• _TRECHO PARA LEITURA_
>>>

É por isso que, em resposta ao violento ataque do Hamas em 2023, Netanyahu lançou uma guerra para erradicar o Hamas de Gaza, mas essa ofensiva tinha dois objetivos contraditórios — e nenhuma visão declarada de paz com os palestinos após seu término.
Os objetivos de Netanyahu eram a “vitória total” sobre o Hamas e a libertação dos reféns. Mas a vitória militar total sobre o Hamas, mesmo se fosse possível, certamente significaria a morte da maioria dos reféns, talvez todos.
Infelizmente e notavelmente, os judeus supremacistas no gabinete de Netanyahu, Itamar Ben-Gvir e Bezalel Smotrich, forçaram o primeiro-ministro a buscar uma guerra para destruir grande parte de Gaza, mesmo sob o custo de Israel ser acusado de crimes de guerra, na esperança de que isso ocasionasse o deslocamento total dos palestinos de Gaza e a anexação israelense de parte do território palestino — reféns que se danem. Bibi foi na onda de Ben-Gvir e Smotrich até que o senhor o forçou a escolher.
Sim, o Hamas é uma organização islâmico-fascista que tem sido uma maldição para o povo palestino. Mas enquanto movimento só poderá ser eliminado por palestinos mais moderados. Netanyahu nunca quis nem tentou ajudar a construir uma alternativa ao Hamas na forma de uma Autoridade Palestina da Cisjordânia reformada e atualizada. Ele apenas seguiu ordenando que seu Exército entrasse e saísse de Gaza, desencadeando exatamente o que esta coluna previu: uma insurgência permanente, igual à que produzimos no Iraque antes de mudarmos para a estratégia de limpar a área, manter a posição e construir uma alternativa decente. O senhor soube quantos soldados israelenses foram mortos ultimamente em Gaza por artefatos explosivos improvisados de estilo iraquiano fabricados com munições israelenses não detonadas?
Veja como o ex-secretário de Estado Antony Blinken definiu a coisa na semana passada, em sua eloquente despedida da diplomacia no Oriente Médio: “Cada vez que Israel conclui suas operações militares e retira o Hamas, os militantes se reagrupam e ressurgem, porque não há nada para preencher o vazio. De fato, nós temos informações de que o Hamas recrutou quase tantos novos militantes quanto perdeu. Essa é a receita para uma insurgência duradoura e uma guerra perpétua”.

A política dos EUA deve ser garantir que todos os três estágios deste acordo de cessar-fogo sejam concretizados e seguidos por um processo diplomático verdadeiro rumo a um acordo mais amplo. Eu concordo com o argumento do estrategista israelense Gidi Grinstein de que somente uma Autoridade Palestina reformada e atualizada é capaz de substituir o Hamas em Gaza, mas essa entidade precisará do apoio de uma força internacional ou árabe convidada pela própria AP para ajudar com a segurança e a reconstrução.

<<<

• _MATERIAL_
>>>

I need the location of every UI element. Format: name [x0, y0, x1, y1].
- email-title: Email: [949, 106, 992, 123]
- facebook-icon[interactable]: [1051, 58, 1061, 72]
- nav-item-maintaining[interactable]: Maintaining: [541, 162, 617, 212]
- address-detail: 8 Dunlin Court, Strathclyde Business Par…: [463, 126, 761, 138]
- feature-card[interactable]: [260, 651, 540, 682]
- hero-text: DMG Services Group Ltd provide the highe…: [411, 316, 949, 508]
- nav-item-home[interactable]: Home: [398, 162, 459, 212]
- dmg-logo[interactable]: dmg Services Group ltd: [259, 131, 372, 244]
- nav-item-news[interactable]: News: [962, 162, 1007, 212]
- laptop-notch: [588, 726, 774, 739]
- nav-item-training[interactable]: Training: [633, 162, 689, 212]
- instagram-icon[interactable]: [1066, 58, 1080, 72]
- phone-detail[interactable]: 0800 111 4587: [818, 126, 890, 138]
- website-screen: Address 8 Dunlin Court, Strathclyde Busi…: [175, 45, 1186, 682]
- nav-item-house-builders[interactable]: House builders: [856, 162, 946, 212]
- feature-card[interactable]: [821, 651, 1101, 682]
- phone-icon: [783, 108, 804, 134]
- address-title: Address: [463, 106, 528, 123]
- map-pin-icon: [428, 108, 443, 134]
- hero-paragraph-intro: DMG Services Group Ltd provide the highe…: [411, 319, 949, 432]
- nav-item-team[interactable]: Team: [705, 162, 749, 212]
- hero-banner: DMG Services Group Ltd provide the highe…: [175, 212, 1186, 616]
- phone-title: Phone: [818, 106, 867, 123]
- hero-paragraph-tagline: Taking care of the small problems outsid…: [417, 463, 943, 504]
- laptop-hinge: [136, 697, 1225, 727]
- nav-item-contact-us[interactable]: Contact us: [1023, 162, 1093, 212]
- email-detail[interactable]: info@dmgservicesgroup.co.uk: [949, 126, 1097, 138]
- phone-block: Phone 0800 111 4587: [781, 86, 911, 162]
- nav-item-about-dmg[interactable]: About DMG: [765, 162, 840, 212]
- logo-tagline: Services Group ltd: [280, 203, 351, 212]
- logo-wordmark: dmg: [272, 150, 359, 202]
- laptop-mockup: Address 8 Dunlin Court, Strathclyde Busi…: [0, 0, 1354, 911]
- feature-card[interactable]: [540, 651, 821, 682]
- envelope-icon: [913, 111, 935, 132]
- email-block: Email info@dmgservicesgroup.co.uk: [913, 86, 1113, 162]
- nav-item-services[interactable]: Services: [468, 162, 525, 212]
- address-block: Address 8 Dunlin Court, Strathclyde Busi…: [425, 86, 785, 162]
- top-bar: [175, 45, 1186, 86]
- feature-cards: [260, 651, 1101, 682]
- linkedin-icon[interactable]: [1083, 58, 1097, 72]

<<<

• _DESCRIÇÃO DA TAREFA_
Responda com base no trecho sobre a guerra em Gaza:
(a) Quais eram os dois objetivos de Netanyahu?
(b) Quais membros do gabinete de Netanyahu são citados pelo nome?
(c) Segundo Antony Blinken, quantos novos militantes o Hamas recrutou?
O material não é necessário para resolver esta atividade.

• _A SOLUÇÃO_
(a) A "vitória total" sobre o Hamas e a libertação dos reféns.
(b) Itamar Ben-Gvir e Bezalel Smotrich.
(c) Quase tantos quanto perdeu.